# Directions
Make a tally of the lines in the records that include the string "structured", and give only that number.

------------------------------------------------------------------------

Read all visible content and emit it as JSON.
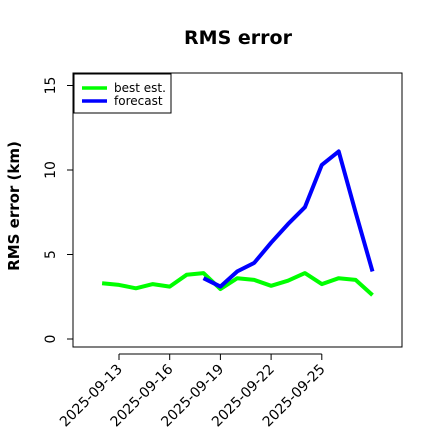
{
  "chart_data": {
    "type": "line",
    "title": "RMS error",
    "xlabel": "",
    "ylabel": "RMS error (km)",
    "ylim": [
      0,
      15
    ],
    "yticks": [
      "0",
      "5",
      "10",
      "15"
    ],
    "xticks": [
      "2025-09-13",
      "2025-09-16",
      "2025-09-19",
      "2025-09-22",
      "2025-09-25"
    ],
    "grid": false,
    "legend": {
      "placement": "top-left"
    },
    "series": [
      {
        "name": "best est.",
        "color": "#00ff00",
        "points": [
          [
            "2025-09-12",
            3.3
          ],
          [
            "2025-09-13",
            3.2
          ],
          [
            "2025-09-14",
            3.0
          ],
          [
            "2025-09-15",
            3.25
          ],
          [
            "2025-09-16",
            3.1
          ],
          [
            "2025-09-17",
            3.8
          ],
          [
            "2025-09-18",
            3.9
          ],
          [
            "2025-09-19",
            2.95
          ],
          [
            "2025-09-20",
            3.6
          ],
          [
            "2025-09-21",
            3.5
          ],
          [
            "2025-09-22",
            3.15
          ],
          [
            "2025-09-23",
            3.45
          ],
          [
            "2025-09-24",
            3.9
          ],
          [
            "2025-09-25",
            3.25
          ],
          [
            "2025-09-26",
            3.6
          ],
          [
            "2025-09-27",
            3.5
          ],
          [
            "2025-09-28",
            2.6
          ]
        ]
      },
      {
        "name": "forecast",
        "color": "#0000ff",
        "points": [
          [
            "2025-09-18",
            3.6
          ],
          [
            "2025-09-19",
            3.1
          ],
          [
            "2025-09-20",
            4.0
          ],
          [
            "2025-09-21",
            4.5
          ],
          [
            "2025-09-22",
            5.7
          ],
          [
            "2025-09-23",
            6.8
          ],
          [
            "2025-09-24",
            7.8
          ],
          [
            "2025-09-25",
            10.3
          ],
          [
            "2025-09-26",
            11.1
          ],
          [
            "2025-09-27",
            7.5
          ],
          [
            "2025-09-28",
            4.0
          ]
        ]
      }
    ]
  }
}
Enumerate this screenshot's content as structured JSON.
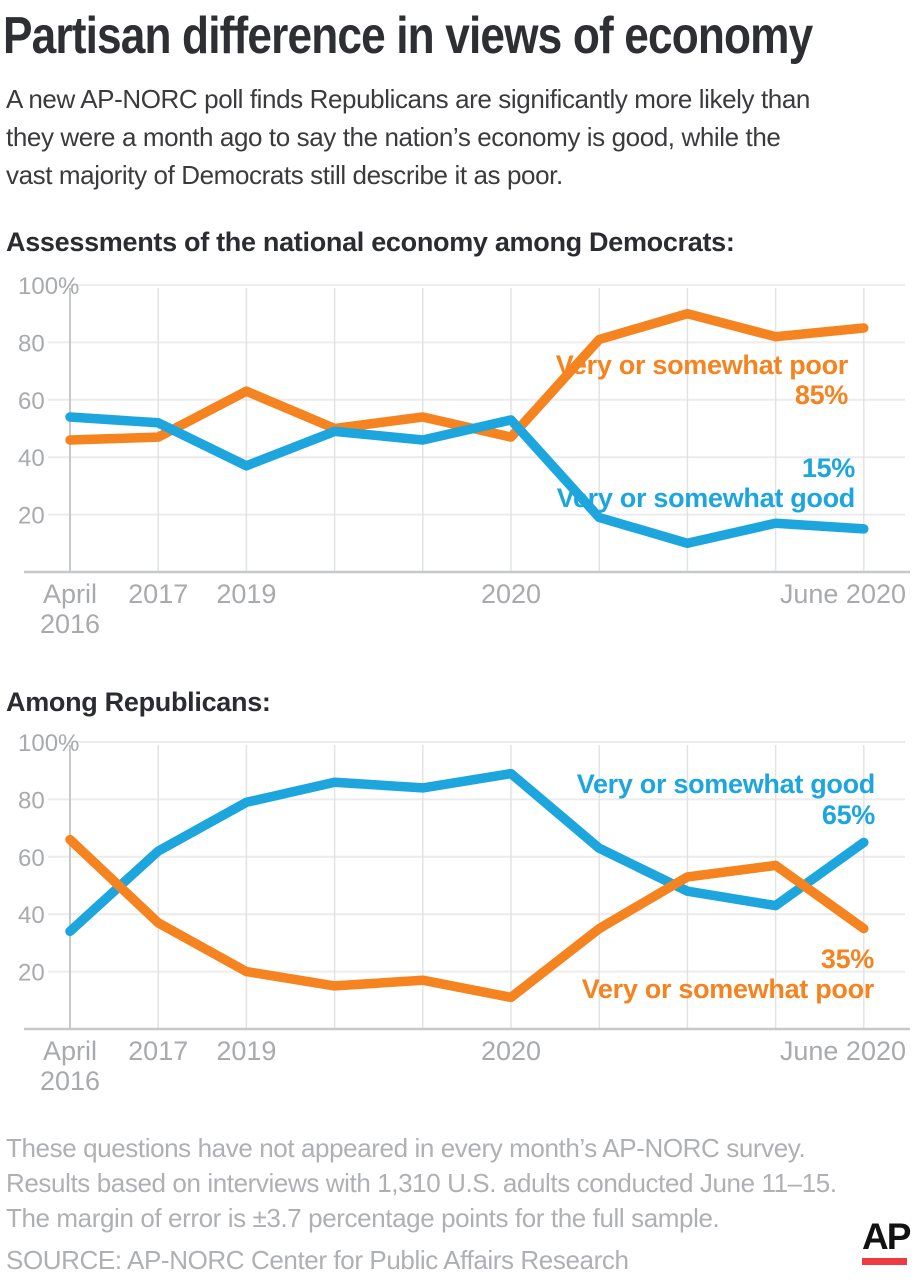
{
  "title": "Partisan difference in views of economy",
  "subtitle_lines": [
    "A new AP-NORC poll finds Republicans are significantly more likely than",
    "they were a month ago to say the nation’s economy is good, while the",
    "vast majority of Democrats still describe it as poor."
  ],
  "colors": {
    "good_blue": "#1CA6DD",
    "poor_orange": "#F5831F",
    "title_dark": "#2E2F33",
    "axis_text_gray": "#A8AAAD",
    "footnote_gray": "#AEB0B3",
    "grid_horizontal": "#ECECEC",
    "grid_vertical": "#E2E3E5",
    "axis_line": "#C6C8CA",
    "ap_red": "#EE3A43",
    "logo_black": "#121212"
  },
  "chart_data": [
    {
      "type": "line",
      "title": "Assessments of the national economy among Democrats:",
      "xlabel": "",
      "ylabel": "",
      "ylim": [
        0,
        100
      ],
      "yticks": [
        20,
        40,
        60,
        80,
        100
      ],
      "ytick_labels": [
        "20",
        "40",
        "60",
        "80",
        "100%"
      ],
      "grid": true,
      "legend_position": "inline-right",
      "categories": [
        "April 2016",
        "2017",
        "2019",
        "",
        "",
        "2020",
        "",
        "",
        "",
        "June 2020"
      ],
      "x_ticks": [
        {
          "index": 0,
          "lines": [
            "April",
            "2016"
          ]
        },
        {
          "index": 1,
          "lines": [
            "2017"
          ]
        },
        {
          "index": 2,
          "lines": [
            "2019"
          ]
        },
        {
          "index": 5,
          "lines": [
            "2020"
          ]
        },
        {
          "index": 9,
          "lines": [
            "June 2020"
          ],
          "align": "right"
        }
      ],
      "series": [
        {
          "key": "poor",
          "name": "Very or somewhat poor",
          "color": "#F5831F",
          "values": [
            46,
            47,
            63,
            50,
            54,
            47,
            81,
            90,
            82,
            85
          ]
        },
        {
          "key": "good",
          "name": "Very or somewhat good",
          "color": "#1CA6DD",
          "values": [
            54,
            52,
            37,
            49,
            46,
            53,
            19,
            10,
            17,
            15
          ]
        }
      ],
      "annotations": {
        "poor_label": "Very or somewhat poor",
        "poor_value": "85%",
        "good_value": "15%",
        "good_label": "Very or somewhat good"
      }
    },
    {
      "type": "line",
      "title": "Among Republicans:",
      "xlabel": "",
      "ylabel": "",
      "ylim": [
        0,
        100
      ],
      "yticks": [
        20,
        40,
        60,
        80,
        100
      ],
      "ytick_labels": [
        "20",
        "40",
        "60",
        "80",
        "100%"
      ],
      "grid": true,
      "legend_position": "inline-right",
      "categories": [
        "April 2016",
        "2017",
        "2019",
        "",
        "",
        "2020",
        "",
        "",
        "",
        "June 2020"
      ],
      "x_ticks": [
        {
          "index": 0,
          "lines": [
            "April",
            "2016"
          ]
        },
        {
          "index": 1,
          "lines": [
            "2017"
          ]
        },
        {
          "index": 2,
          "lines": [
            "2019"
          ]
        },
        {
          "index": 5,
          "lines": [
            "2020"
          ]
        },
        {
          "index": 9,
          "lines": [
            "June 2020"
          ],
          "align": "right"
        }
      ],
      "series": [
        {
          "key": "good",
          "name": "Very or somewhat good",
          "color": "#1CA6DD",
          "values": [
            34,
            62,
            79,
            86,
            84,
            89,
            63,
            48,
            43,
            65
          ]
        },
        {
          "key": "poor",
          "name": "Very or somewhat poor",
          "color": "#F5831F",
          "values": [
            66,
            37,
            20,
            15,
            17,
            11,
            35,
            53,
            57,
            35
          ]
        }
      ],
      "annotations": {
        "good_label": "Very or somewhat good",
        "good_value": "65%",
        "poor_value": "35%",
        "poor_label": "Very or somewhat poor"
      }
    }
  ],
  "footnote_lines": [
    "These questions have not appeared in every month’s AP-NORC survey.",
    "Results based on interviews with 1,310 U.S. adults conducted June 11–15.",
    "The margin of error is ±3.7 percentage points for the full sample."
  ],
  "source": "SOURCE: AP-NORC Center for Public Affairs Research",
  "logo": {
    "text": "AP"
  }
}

------------------------------------------------------------------------

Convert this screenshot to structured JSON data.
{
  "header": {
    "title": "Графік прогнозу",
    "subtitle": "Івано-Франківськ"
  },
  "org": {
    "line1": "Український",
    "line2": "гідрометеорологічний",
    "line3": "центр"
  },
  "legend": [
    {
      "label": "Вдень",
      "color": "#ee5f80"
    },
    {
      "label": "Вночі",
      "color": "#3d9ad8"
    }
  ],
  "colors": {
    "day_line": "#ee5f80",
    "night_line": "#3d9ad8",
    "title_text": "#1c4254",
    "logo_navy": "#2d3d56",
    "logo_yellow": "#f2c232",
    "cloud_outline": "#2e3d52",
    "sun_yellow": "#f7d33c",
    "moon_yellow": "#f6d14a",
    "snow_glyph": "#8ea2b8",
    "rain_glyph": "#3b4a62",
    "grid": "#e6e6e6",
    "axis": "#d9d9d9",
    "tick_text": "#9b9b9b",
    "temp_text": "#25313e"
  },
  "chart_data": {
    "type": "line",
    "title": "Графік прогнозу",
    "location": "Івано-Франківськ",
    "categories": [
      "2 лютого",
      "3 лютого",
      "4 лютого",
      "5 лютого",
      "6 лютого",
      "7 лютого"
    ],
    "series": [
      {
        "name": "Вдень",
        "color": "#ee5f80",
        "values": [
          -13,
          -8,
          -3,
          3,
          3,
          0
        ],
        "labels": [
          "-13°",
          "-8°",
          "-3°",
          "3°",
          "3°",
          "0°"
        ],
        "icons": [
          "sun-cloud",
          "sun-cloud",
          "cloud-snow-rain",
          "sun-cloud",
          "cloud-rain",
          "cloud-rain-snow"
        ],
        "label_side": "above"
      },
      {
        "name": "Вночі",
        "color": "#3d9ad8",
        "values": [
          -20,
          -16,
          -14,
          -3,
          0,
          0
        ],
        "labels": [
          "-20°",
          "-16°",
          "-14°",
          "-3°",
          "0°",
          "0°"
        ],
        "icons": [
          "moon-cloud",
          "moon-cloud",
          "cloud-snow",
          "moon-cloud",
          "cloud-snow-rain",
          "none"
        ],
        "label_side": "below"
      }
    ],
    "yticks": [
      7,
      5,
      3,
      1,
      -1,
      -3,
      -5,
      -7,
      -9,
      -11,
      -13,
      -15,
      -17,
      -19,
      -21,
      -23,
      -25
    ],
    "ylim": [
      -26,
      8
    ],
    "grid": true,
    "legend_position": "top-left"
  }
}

------------------------------------------------------------------------

# Task answer
2